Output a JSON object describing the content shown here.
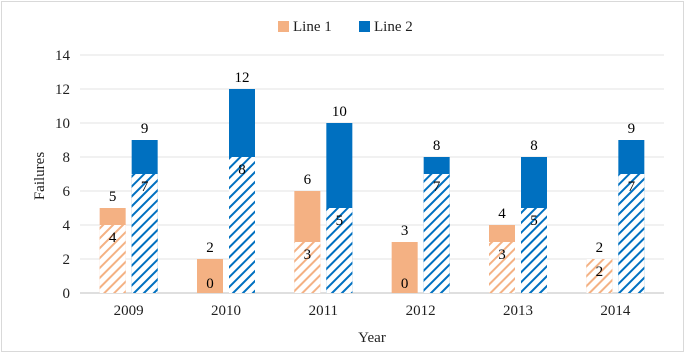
{
  "chart_data": {
    "type": "bar",
    "title": "",
    "xlabel": "Year",
    "ylabel": "Failures",
    "ylim": [
      0,
      14
    ],
    "yticks": [
      0,
      2,
      4,
      6,
      8,
      10,
      12,
      14
    ],
    "grid": true,
    "legend_position": "top-center",
    "categories": [
      "2009",
      "2010",
      "2011",
      "2012",
      "2013",
      "2014"
    ],
    "series": [
      {
        "name": "Line 1",
        "color": "#f4b183",
        "totals": [
          5,
          2,
          6,
          3,
          4,
          2
        ],
        "hatched_part": [
          4,
          0,
          3,
          0,
          3,
          2
        ]
      },
      {
        "name": "Line 2",
        "color": "#0070c0",
        "totals": [
          9,
          12,
          10,
          8,
          8,
          9
        ],
        "hatched_part": [
          7,
          8,
          5,
          7,
          5,
          7
        ]
      }
    ]
  }
}
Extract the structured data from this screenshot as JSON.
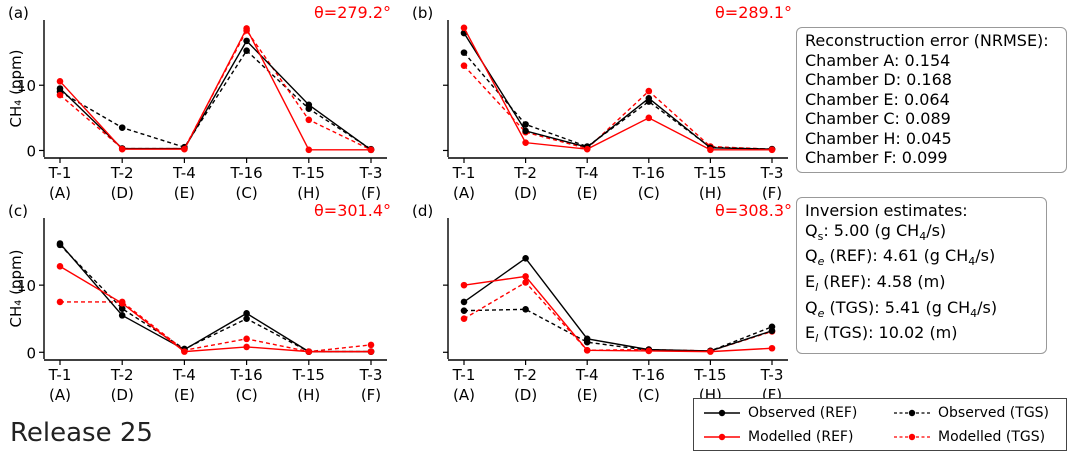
{
  "chart_data": [
    {
      "type": "line",
      "panel": "(a)",
      "theta": "θ=279.2°",
      "categories": [
        "T-1\n(A)",
        "T-2\n(D)",
        "T-4\n(E)",
        "T-16\n(C)",
        "T-15\n(H)",
        "T-3\n(F)"
      ],
      "ylabel": "CH4 (ppm)",
      "yticks": [
        0,
        10
      ],
      "ylim": [
        -1,
        20
      ],
      "series": [
        {
          "name": "Observed (REF)",
          "values": [
            9.5,
            0.3,
            0.3,
            16.8,
            7.0,
            0.1
          ]
        },
        {
          "name": "Modelled (REF)",
          "values": [
            10.6,
            0.2,
            0.2,
            18.7,
            0.1,
            0.1
          ]
        },
        {
          "name": "Observed (TGS)",
          "values": [
            9.0,
            3.5,
            0.5,
            15.3,
            6.4,
            0.2
          ]
        },
        {
          "name": "Modelled (TGS)",
          "values": [
            8.5,
            0.3,
            0.3,
            18.4,
            4.7,
            0.1
          ]
        }
      ]
    },
    {
      "type": "line",
      "panel": "(b)",
      "theta": "θ=289.1°",
      "categories": [
        "T-1\n(A)",
        "T-2\n(D)",
        "T-4\n(E)",
        "T-16\n(C)",
        "T-15\n(H)",
        "T-3\n(F)"
      ],
      "ylabel": "",
      "yticks": [
        0,
        10
      ],
      "ylim": [
        -1,
        20
      ],
      "series": [
        {
          "name": "Observed (REF)",
          "values": [
            18.0,
            3.0,
            0.5,
            8.0,
            0.4,
            0.2
          ]
        },
        {
          "name": "Modelled (REF)",
          "values": [
            18.8,
            1.2,
            0.2,
            5.0,
            0.1,
            0.1
          ]
        },
        {
          "name": "Observed (TGS)",
          "values": [
            15.0,
            4.0,
            0.6,
            7.5,
            0.5,
            0.2
          ]
        },
        {
          "name": "Modelled (TGS)",
          "values": [
            13.0,
            2.8,
            0.3,
            9.1,
            0.6,
            0.2
          ]
        }
      ]
    },
    {
      "type": "line",
      "panel": "(c)",
      "theta": "θ=301.4°",
      "categories": [
        "T-1\n(A)",
        "T-2\n(D)",
        "T-4\n(E)",
        "T-16\n(C)",
        "T-15\n(H)",
        "T-3\n(F)"
      ],
      "ylabel": "CH4 (ppm)",
      "yticks": [
        0,
        10
      ],
      "ylim": [
        -1,
        20
      ],
      "series": [
        {
          "name": "Observed (REF)",
          "values": [
            16.2,
            5.5,
            0.4,
            5.8,
            0.1,
            0.1
          ]
        },
        {
          "name": "Modelled (REF)",
          "values": [
            12.8,
            7.3,
            0.1,
            0.8,
            0.1,
            0.1
          ]
        },
        {
          "name": "Observed (TGS)",
          "values": [
            16.0,
            6.5,
            0.5,
            5.0,
            0.1,
            0.1
          ]
        },
        {
          "name": "Modelled (TGS)",
          "values": [
            7.5,
            7.5,
            0.3,
            2.0,
            0.1,
            1.1
          ]
        }
      ]
    },
    {
      "type": "line",
      "panel": "(d)",
      "theta": "θ=308.3°",
      "categories": [
        "T-1\n(A)",
        "T-2\n(D)",
        "T-4\n(E)",
        "T-16\n(C)",
        "T-15\n(H)",
        "T-3\n(F)"
      ],
      "ylabel": "",
      "yticks": [
        0,
        10
      ],
      "ylim": [
        -1,
        20
      ],
      "series": [
        {
          "name": "Observed (REF)",
          "values": [
            7.5,
            14.0,
            2.0,
            0.4,
            0.2,
            3.2
          ]
        },
        {
          "name": "Modelled (REF)",
          "values": [
            10.0,
            11.3,
            0.3,
            0.2,
            0.1,
            0.6
          ]
        },
        {
          "name": "Observed (TGS)",
          "values": [
            6.2,
            6.4,
            1.5,
            0.3,
            0.2,
            3.8
          ]
        },
        {
          "name": "Modelled (TGS)",
          "values": [
            5.0,
            10.4,
            0.3,
            0.4,
            0.2,
            3.1
          ]
        }
      ]
    }
  ],
  "styles": {
    "ref_color": "#000000",
    "model_color": "#ff0000",
    "theta_color": "#ff0000"
  },
  "reconstruction_error": {
    "title": "Reconstruction error (NRMSE):",
    "lines": [
      "Chamber A: 0.154",
      "Chamber D: 0.168",
      "Chamber E: 0.064",
      "Chamber C: 0.089",
      "Chamber H: 0.045",
      "Chamber F: 0.099"
    ]
  },
  "inversion_estimates": {
    "title": "Inversion estimates:",
    "lines": [
      "Qs: 5.00 (g CH4/s)",
      "Qe (REF): 4.61 (g CH4/s)",
      "El (REF): 4.58 (m)",
      "Qe (TGS): 5.41 (g CH4/s)",
      "El (TGS): 10.02 (m)"
    ]
  },
  "legend": {
    "observed_ref": "Observed (REF)",
    "modelled_ref": "Modelled (REF)",
    "observed_tgs": "Observed (TGS)",
    "modelled_tgs": "Modelled (TGS)"
  },
  "release_label": "Release 25"
}
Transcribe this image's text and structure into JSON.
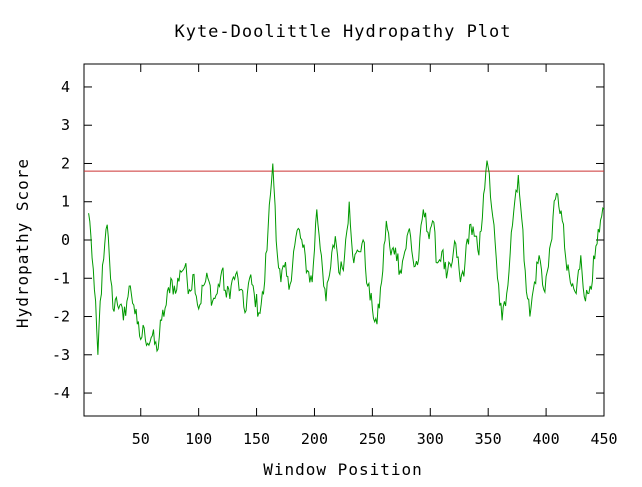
{
  "chart_data": {
    "type": "line",
    "title": "Kyte-Doolittle Hydropathy Plot",
    "xlabel": "Window Position",
    "ylabel": "Hydropathy Score",
    "xlim": [
      1,
      450
    ],
    "ylim": [
      -4.6,
      4.6
    ],
    "xticks": [
      50,
      100,
      150,
      200,
      250,
      300,
      350,
      400,
      450
    ],
    "yticks": [
      4,
      3,
      2,
      1,
      0,
      -1,
      -2,
      -3,
      -4
    ],
    "grid": false,
    "legend": "none",
    "threshold": {
      "y": 1.8,
      "color": "#cc3333"
    },
    "series": [
      {
        "color": "#009900",
        "x": [
          5,
          7,
          10,
          13,
          15,
          18,
          21,
          23,
          26,
          29,
          32,
          35,
          38,
          41,
          44,
          47,
          50,
          53,
          56,
          60,
          64,
          68,
          72,
          76,
          80,
          84,
          88,
          92,
          96,
          100,
          104,
          108,
          112,
          116,
          120,
          124,
          128,
          132,
          136,
          140,
          144,
          148,
          152,
          156,
          160,
          162,
          164,
          166,
          168,
          171,
          174,
          178,
          182,
          186,
          190,
          194,
          198,
          202,
          206,
          210,
          214,
          218,
          222,
          226,
          230,
          234,
          238,
          242,
          246,
          250,
          254,
          258,
          262,
          266,
          270,
          274,
          278,
          282,
          286,
          290,
          294,
          298,
          302,
          306,
          310,
          314,
          318,
          322,
          326,
          330,
          334,
          338,
          342,
          346,
          348,
          350,
          354,
          358,
          362,
          366,
          370,
          374,
          376,
          378,
          382,
          386,
          390,
          394,
          398,
          402,
          406,
          410,
          414,
          418,
          422,
          426,
          430,
          434,
          438,
          442,
          446,
          450
        ],
        "y": [
          0.7,
          0.1,
          -1.3,
          -3.0,
          -1.6,
          -0.5,
          0.4,
          -0.5,
          -1.8,
          -1.5,
          -1.7,
          -2.1,
          -1.6,
          -1.2,
          -1.7,
          -2.2,
          -2.6,
          -2.3,
          -2.7,
          -2.5,
          -2.9,
          -2.1,
          -1.7,
          -1.0,
          -1.4,
          -0.8,
          -0.7,
          -1.3,
          -0.9,
          -1.8,
          -1.2,
          -1.0,
          -1.6,
          -1.4,
          -0.8,
          -1.5,
          -1.2,
          -0.9,
          -1.3,
          -1.9,
          -1.0,
          -1.4,
          -1.9,
          -1.4,
          0.3,
          1.2,
          2.0,
          0.9,
          -0.4,
          -1.1,
          -0.7,
          -1.3,
          -0.3,
          0.3,
          -0.2,
          -0.8,
          -1.1,
          0.8,
          -0.4,
          -1.6,
          -0.7,
          0.1,
          -0.9,
          -0.4,
          1.0,
          -0.6,
          -0.3,
          0.0,
          -1.2,
          -1.8,
          -2.2,
          -1.1,
          0.5,
          -0.4,
          -0.2,
          -0.8,
          -0.3,
          0.3,
          -0.7,
          -0.5,
          0.8,
          0.2,
          0.5,
          -0.6,
          -0.3,
          -1.0,
          -0.7,
          -0.1,
          -1.1,
          -0.6,
          0.4,
          0.1,
          -0.4,
          1.2,
          1.8,
          1.9,
          0.6,
          -1.0,
          -2.1,
          -1.4,
          0.2,
          1.3,
          1.7,
          0.9,
          -0.8,
          -2.0,
          -1.1,
          -0.4,
          -1.3,
          -0.7,
          0.6,
          1.2,
          0.5,
          -0.8,
          -1.2,
          -1.4,
          -0.4,
          -1.6,
          -1.2,
          -0.5,
          0.2,
          0.8
        ]
      }
    ]
  }
}
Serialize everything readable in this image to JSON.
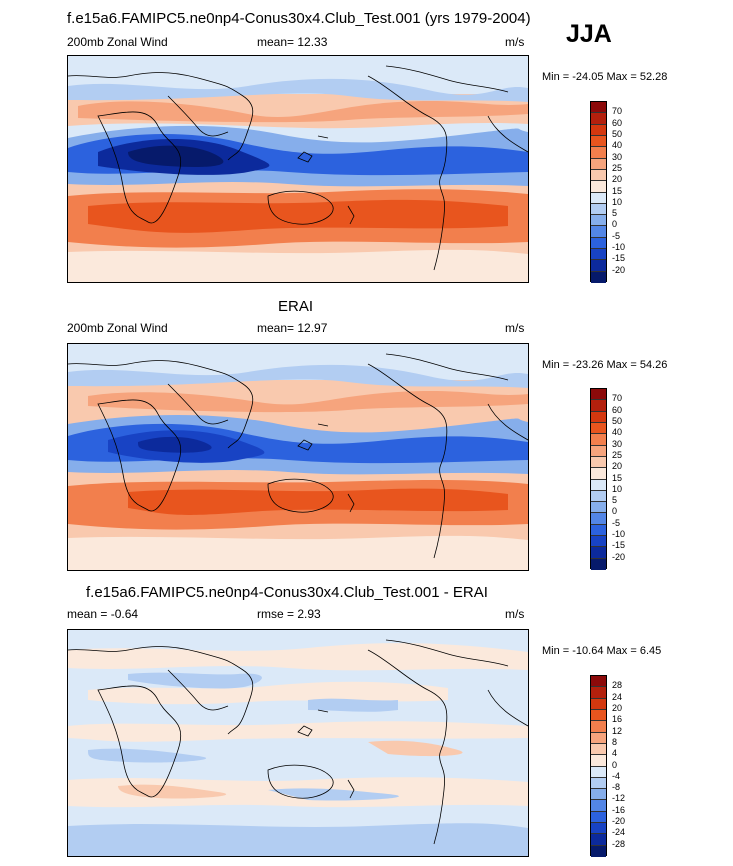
{
  "panels": [
    {
      "title": "f.e15a6.FAMIPC5.ne0np4-Conus30x4.Club_Test.001 (yrs 1979-2004)",
      "left": "200mb Zonal Wind",
      "center": "mean=  12.33",
      "units": "m/s",
      "minmax": "Min = -24.05 Max =  52.28",
      "levels": [
        "70",
        "60",
        "50",
        "40",
        "30",
        "25",
        "20",
        "15",
        "10",
        "5",
        "0",
        "-5",
        "-10",
        "-15",
        "-20"
      ],
      "colors": [
        "#8c0a0a",
        "#b3200d",
        "#d4380f",
        "#e8551e",
        "#f27f4d",
        "#f6a47d",
        "#f9c9ae",
        "#fbe9dc",
        "#dbe9f8",
        "#b2cdf2",
        "#86aeeb",
        "#5386e6",
        "#2c62de",
        "#1843c4",
        "#0c2a9c",
        "#061a6b"
      ]
    },
    {
      "title": "ERAI",
      "left": "200mb Zonal Wind",
      "center": "mean=  12.97",
      "units": "m/s",
      "minmax": "Min = -23.26 Max =  54.26",
      "levels": [
        "70",
        "60",
        "50",
        "40",
        "30",
        "25",
        "20",
        "15",
        "10",
        "5",
        "0",
        "-5",
        "-10",
        "-15",
        "-20"
      ],
      "colors": [
        "#8c0a0a",
        "#b3200d",
        "#d4380f",
        "#e8551e",
        "#f27f4d",
        "#f6a47d",
        "#f9c9ae",
        "#fbe9dc",
        "#dbe9f8",
        "#b2cdf2",
        "#86aeeb",
        "#5386e6",
        "#2c62de",
        "#1843c4",
        "#0c2a9c",
        "#061a6b"
      ]
    },
    {
      "title": "f.e15a6.FAMIPC5.ne0np4-Conus30x4.Club_Test.001 - ERAI",
      "left": "mean =  -0.64",
      "center": "rmse =   2.93",
      "units": "m/s",
      "minmax": "Min = -10.64 Max =   6.45",
      "levels": [
        "28",
        "24",
        "20",
        "16",
        "12",
        "8",
        "4",
        "0",
        "-4",
        "-8",
        "-12",
        "-16",
        "-20",
        "-24",
        "-28"
      ],
      "colors": [
        "#8c0a0a",
        "#b3200d",
        "#d4380f",
        "#e8551e",
        "#f27f4d",
        "#f6a47d",
        "#f9c9ae",
        "#fbe9dc",
        "#dbe9f8",
        "#b2cdf2",
        "#86aeeb",
        "#5386e6",
        "#2c62de",
        "#1843c4",
        "#0c2a9c",
        "#061a6b"
      ]
    }
  ],
  "season": "JJA"
}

-*-

> **WHAT THE TASK REQUIRES**:
From the data above, copy out every line with the string "mean" in it.

> **REPLY**:
      "center": "mean=  12.33",
      "center": "mean=  12.97",
      "left": "mean =  -0.64",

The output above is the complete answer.